## START Record excerpts

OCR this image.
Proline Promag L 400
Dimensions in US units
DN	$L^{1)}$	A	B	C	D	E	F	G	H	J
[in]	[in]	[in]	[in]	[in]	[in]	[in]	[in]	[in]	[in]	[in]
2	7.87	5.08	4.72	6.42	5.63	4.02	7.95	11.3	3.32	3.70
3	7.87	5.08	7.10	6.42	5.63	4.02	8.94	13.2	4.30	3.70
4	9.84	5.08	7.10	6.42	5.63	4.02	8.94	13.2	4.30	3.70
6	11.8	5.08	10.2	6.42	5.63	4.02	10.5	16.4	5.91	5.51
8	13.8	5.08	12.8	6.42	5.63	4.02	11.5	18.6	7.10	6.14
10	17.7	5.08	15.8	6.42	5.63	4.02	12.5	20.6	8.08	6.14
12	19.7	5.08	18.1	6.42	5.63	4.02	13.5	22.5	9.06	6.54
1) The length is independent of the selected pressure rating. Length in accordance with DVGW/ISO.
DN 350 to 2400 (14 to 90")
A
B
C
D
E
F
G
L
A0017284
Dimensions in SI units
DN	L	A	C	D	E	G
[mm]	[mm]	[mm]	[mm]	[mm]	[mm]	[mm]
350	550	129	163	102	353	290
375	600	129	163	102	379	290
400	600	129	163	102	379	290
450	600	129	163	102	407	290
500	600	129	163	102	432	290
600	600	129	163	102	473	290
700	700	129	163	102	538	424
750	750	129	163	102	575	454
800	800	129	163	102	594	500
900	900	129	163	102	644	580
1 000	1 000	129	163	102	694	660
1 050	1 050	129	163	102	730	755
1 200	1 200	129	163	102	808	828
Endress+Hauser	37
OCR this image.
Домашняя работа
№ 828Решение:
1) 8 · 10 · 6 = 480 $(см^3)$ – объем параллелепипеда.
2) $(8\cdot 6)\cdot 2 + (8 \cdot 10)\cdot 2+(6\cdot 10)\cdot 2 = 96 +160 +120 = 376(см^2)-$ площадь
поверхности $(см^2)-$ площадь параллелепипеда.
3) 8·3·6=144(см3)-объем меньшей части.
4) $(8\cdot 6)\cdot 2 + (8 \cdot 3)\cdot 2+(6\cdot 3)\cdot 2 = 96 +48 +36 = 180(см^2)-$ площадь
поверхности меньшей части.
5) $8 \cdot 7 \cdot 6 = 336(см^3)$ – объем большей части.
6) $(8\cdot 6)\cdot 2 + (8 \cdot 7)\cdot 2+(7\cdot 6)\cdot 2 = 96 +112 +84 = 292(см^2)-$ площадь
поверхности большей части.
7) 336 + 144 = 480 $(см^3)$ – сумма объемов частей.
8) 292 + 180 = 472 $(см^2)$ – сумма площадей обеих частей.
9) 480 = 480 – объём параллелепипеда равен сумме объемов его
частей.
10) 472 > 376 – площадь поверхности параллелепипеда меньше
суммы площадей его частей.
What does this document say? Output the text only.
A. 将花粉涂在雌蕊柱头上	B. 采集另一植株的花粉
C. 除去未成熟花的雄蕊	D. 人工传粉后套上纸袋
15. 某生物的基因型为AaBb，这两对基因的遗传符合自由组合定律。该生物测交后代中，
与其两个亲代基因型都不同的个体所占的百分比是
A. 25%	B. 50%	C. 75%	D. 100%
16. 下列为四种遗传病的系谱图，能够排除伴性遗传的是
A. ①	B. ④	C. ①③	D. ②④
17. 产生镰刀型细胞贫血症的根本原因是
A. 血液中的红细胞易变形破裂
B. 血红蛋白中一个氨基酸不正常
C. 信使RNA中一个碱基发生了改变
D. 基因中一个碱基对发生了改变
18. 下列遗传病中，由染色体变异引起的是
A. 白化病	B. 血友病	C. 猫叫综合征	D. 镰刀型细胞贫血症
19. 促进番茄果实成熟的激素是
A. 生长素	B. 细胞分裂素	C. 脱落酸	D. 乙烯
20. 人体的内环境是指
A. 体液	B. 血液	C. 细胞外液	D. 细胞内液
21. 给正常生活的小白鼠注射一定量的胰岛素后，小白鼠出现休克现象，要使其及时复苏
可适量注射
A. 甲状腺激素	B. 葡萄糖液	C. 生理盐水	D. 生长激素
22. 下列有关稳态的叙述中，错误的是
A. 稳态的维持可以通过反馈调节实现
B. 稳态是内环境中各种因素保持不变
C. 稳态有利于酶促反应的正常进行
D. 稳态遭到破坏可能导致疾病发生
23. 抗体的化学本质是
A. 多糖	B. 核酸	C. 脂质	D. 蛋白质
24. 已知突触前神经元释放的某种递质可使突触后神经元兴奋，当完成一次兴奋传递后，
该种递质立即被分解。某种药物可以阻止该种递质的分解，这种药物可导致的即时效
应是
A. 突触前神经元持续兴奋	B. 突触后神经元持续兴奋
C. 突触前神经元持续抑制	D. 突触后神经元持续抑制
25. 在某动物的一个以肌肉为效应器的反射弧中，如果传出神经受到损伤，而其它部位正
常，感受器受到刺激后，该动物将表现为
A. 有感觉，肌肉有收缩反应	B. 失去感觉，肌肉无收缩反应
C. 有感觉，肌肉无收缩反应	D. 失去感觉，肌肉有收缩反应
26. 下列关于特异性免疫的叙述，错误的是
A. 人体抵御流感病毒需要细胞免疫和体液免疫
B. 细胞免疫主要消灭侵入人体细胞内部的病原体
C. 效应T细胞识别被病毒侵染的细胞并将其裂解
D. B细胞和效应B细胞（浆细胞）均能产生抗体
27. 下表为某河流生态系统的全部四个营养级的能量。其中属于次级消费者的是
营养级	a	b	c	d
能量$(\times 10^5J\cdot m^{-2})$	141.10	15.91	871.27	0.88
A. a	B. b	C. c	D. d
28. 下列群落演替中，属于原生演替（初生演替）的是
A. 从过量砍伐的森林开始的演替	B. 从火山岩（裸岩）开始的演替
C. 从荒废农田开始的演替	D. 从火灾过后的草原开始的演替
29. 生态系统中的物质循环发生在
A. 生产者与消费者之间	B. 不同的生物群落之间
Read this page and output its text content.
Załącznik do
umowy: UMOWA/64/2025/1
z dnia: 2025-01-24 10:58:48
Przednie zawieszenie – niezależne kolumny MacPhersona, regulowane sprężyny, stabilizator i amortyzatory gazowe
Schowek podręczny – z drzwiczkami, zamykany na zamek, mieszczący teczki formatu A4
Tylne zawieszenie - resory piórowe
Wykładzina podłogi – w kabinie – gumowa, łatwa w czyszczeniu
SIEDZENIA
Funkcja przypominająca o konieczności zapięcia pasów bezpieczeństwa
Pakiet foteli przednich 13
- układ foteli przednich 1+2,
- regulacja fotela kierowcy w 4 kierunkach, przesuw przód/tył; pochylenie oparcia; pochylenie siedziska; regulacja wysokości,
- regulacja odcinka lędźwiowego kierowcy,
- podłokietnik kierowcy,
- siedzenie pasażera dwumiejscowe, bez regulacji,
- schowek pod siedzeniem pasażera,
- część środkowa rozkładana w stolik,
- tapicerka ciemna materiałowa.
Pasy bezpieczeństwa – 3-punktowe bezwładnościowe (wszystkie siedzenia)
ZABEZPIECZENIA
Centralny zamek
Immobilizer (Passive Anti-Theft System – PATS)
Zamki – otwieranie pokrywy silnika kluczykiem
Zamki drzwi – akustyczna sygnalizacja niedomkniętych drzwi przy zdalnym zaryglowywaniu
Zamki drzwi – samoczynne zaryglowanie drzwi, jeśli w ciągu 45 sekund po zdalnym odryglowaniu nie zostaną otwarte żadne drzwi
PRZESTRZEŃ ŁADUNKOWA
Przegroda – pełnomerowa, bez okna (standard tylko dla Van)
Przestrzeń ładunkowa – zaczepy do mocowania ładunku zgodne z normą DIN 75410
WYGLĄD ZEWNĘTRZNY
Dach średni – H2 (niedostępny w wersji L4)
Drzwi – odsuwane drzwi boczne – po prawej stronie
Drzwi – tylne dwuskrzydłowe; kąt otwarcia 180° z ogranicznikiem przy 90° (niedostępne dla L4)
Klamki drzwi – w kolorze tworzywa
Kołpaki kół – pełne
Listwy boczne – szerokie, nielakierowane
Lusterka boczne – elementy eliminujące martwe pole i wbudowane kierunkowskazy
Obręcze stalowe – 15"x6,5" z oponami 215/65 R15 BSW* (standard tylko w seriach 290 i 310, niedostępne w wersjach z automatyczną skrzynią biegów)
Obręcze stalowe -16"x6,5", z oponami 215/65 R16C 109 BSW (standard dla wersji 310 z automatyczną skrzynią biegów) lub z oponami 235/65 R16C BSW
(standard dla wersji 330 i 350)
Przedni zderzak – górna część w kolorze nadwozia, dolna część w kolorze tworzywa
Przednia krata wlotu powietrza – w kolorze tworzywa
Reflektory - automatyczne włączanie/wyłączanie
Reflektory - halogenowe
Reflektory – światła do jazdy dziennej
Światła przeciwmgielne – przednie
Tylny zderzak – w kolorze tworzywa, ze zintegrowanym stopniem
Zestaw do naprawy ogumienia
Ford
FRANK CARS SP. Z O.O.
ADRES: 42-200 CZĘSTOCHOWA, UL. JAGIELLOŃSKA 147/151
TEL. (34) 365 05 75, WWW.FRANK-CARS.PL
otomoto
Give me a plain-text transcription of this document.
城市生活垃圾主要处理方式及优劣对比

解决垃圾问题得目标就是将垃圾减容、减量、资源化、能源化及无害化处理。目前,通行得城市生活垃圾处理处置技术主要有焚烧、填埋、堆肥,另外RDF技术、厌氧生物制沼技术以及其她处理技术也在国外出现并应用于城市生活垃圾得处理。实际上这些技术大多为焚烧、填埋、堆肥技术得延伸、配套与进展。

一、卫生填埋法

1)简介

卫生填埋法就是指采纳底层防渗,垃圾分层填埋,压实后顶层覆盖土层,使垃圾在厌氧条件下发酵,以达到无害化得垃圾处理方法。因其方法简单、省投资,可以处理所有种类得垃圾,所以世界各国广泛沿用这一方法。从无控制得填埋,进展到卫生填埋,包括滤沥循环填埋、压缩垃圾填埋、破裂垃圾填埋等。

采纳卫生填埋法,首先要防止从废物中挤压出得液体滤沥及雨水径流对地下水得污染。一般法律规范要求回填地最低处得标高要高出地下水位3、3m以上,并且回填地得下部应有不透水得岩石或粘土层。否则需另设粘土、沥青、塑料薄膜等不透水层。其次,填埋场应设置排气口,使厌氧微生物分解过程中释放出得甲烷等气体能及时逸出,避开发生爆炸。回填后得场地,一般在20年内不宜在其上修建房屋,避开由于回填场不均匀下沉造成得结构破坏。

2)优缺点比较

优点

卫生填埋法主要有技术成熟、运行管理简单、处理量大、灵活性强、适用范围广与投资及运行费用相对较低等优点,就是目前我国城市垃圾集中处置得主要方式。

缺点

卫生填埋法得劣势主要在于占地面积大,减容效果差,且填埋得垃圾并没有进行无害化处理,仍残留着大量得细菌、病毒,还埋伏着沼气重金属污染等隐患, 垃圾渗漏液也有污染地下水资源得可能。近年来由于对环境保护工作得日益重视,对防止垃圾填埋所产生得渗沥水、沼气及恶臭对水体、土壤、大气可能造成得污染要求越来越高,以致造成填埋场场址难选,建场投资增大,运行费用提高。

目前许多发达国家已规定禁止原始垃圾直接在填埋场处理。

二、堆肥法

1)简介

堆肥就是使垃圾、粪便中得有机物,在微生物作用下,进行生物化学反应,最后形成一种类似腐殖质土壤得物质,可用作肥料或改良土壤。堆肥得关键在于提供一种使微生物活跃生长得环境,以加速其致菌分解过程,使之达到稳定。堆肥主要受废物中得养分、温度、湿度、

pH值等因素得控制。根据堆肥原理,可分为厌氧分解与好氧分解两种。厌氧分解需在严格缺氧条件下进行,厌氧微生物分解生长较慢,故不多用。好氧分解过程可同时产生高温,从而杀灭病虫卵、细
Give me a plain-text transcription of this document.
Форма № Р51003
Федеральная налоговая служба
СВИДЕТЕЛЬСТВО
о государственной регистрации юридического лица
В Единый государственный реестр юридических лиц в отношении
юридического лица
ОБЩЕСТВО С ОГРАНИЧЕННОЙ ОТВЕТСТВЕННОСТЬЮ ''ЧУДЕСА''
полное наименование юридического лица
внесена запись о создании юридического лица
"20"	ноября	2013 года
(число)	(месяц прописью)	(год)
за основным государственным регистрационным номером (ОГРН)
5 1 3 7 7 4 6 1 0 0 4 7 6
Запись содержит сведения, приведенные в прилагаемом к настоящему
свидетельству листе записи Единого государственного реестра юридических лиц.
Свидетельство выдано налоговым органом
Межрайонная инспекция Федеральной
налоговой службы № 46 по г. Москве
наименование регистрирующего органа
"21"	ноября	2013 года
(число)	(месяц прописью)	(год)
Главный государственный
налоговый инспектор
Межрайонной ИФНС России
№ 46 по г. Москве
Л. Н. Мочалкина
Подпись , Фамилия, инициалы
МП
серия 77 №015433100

## END Record excerpts

— What you have to do —
Report how many lines in these entries contain "zderzak". Answer with the number only.

— Result —
2